Computing the Integral $\int \frac{\sqrt{x}}{x^2+x} dx$ 
Find $\displaystyle \int \dfrac{\sqrt{x}}{x^2+x} dx$.

What would be the best way to integrate this? I saw the answer to this and it looked simple so that might mean the steps would be too?
 A: Hint
Use the substitution
$$x=u^2$$
A: Here is how I did it: put $x = t^2$ and your integral turns into
$$\int \dfrac t {t^4 + t^2} 2t \Bbb d t = 2 \int \frac 1 {1 + t^2} \Bbb d t = 2 \arctan t + c = 2 \arctan \sqrt x + c .$$
Hope it Helps!

Job a
Answer these questions about the integral thread:
(i) What substitution does the hint recommend?
(ii) What integral does the second reply get after putting $x = t^2$ and simplifying, before integrating?
(iii) What final result does the second reply give?
The integral thread and the rows are unrelated.

Records shown
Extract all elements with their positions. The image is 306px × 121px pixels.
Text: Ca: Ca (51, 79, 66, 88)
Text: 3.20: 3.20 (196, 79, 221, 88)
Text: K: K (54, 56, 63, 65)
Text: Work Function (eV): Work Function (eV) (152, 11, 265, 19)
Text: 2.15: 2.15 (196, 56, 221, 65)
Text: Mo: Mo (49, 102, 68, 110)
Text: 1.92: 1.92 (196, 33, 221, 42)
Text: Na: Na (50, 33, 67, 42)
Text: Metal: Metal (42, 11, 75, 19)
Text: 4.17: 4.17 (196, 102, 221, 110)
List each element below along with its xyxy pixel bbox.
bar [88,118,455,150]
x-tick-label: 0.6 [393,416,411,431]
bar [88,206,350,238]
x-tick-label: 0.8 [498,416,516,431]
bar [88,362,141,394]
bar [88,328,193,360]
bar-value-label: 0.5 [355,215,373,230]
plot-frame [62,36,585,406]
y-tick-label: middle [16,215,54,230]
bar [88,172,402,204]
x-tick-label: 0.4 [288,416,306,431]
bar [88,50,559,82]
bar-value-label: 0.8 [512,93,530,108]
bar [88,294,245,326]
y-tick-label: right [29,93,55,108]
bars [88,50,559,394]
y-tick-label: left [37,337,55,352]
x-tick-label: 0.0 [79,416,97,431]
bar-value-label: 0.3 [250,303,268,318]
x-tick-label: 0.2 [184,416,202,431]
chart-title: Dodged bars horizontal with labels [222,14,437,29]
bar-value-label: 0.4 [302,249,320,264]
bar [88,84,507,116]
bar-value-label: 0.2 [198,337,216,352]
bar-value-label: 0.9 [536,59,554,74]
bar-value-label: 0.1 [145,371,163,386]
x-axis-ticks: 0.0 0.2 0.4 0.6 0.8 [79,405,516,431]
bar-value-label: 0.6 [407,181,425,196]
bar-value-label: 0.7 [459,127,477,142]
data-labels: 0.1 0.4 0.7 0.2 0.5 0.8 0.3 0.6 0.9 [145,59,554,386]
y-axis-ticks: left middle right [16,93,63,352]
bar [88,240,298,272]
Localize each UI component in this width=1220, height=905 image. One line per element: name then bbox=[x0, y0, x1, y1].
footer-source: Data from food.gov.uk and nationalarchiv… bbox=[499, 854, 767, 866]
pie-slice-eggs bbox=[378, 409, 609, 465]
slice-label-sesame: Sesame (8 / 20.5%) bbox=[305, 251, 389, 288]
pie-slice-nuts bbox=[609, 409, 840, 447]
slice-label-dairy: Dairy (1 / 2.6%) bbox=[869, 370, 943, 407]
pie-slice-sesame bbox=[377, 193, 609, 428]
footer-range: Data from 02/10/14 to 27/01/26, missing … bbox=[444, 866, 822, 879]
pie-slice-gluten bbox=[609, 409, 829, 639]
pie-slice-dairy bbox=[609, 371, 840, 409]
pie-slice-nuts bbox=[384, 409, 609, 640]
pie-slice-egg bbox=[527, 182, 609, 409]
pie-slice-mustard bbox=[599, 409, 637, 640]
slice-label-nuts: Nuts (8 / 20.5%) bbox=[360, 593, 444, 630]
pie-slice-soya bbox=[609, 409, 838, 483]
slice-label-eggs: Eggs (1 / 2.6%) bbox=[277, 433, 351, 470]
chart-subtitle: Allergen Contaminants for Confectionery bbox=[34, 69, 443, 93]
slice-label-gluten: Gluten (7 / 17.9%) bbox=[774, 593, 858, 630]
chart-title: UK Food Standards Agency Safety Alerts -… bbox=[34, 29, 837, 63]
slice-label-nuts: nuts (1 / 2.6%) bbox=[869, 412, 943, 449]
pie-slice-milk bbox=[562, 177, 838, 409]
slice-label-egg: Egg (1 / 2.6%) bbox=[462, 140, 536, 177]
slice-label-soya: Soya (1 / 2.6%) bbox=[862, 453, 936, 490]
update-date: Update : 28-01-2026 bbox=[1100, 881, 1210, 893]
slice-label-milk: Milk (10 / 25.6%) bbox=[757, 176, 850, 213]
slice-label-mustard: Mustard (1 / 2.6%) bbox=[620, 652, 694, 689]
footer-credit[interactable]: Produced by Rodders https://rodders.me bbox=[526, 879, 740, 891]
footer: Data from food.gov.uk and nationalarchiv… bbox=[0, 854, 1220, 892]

Job b
Please copy the rows verbatim, everything from the very first row down to the line containing "Text: Metal: Metal (42, 11, 75, 19)", that line included.

Exercise output a
(i) $x = u^2$
(ii) $2 \int \frac{1}{1 + t^2}\, dt$
(iii) $2 \arctan \sqrt{x} + c$

Exercise output b
Extract all elements with their positions. The image is 306px × 121px pixels.
Text: Ca: Ca (51, 79, 66, 88)
Text: 3.20: 3.20 (196, 79, 221, 88)
Text: K: K (54, 56, 63, 65)
Text: Work Function (eV): Work Function (eV) (152, 11, 265, 19)
Text: 2.15: 2.15 (196, 56, 221, 65)
Text: Mo: Mo (49, 102, 68, 110)
Text: 1.92: 1.92 (196, 33, 221, 42)
Text: Na: Na (50, 33, 67, 42)
Text: Metal: Metal (42, 11, 75, 19)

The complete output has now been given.